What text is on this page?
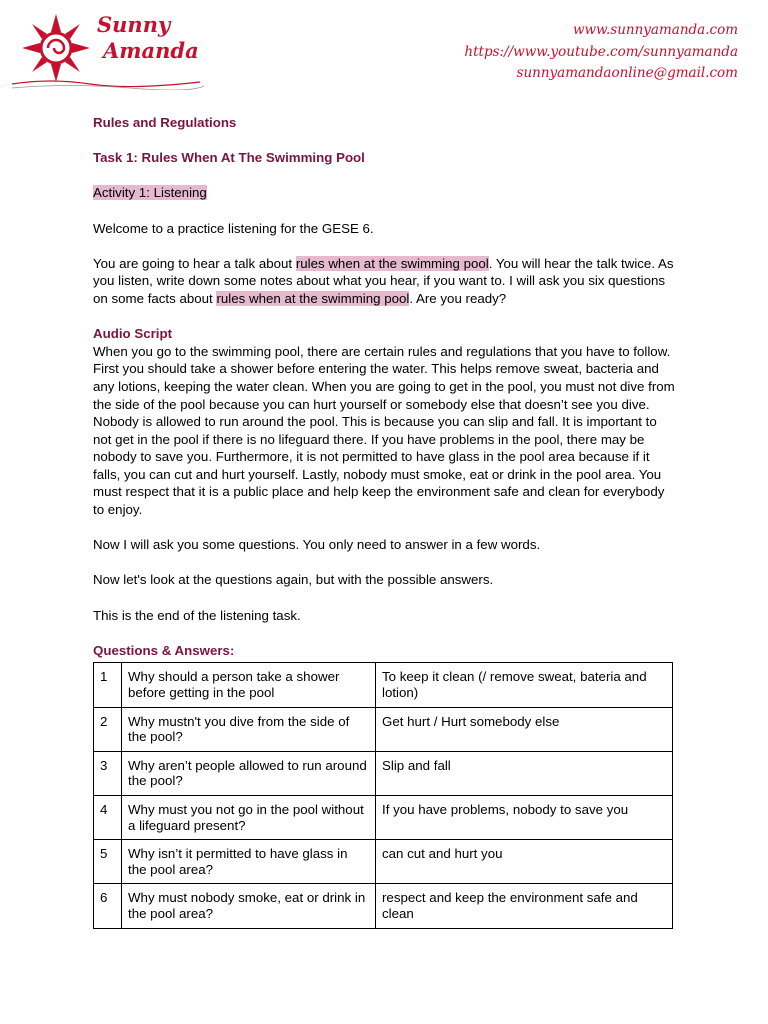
Sunny
Amanda
www.sunnyamanda.com
https://www.youtube.com/sunnyamanda
sunnyamandaonline@gmail.com

Rules and Regulations

Task 1: Rules When At The Swimming Pool

Activity 1: Listening

Welcome to a practice listening for the GESE 6.

You are going to hear a talk about rules when at the swimming pool. You will hear the talk twice. As you listen, write down some notes about what you hear, if you want to. I will ask you six questions on some facts about rules when at the swimming pool. Are you ready?

Audio Script

When you go to the swimming pool, there are certain rules and regulations that you have to follow. First you should take a shower before entering the water. This helps remove sweat, bacteria and any lotions, keeping the water clean. When you are going to get in the pool, you must not dive from the side of the pool because you can hurt yourself or somebody else that doesn’t see you dive. Nobody is allowed to run around the pool. This is because you can slip and fall. It is important to not get in the pool if there is no lifeguard there. If you have problems in the pool, there may be nobody to save you. Furthermore, it is not permitted to have glass in the pool area because if it falls, you can cut and hurt yourself. Lastly, nobody must smoke, eat or drink in the pool area. You must respect that it is a public place and help keep the environment safe and clean for everybody to enjoy.

Now I will ask you some questions. You only need to answer in a few words.

Now let's look at the questions again, but with the possible answers.

This is the end of the listening task.

Questions & Answers:

1	Why should a person take a shower before getting in the pool	To keep it clean (/ remove sweat, bateria and lotion)
2	Why mustn't you dive from the side of the pool?	Get hurt / Hurt somebody else
3	Why aren’t people allowed to run around the pool?	Slip and fall
4	Why must you not go in the pool without a lifeguard present?	If you have problems, nobody to save you
5	Why isn’t it permitted to have glass in the pool area?	can cut and hurt you
6	Why must nobody smoke, eat or drink in the pool area?	respect and keep the environment safe and clean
------------------------------------------------
Problem description: Copy, from the lines above, each one that holds "around".

Response to the task:
When you go to the swimming pool, there are certain rules and regulations that you have to follow. First you should take a shower before entering the water. This helps remove sweat, bacteria and any lotions, keeping the water clean. When you are going to get in the pool, you must not dive from the side of the pool because you can hurt yourself or somebody else that doesn’t see you dive. Nobody is allowed to run around the pool. This is because you can slip and fall. It is important to not get in the pool if there is no lifeguard there. If you have problems in the pool, there may be nobody to save you. Furthermore, it is not permitted to have glass in the pool area because if it falls, you can cut and hurt yourself. Lastly, nobody must smoke, eat or drink in the pool area. You must respect that it is a public place and help keep the environment safe and clean for everybody to enjoy.
3	Why aren’t people allowed to run around the pool?	Slip and fall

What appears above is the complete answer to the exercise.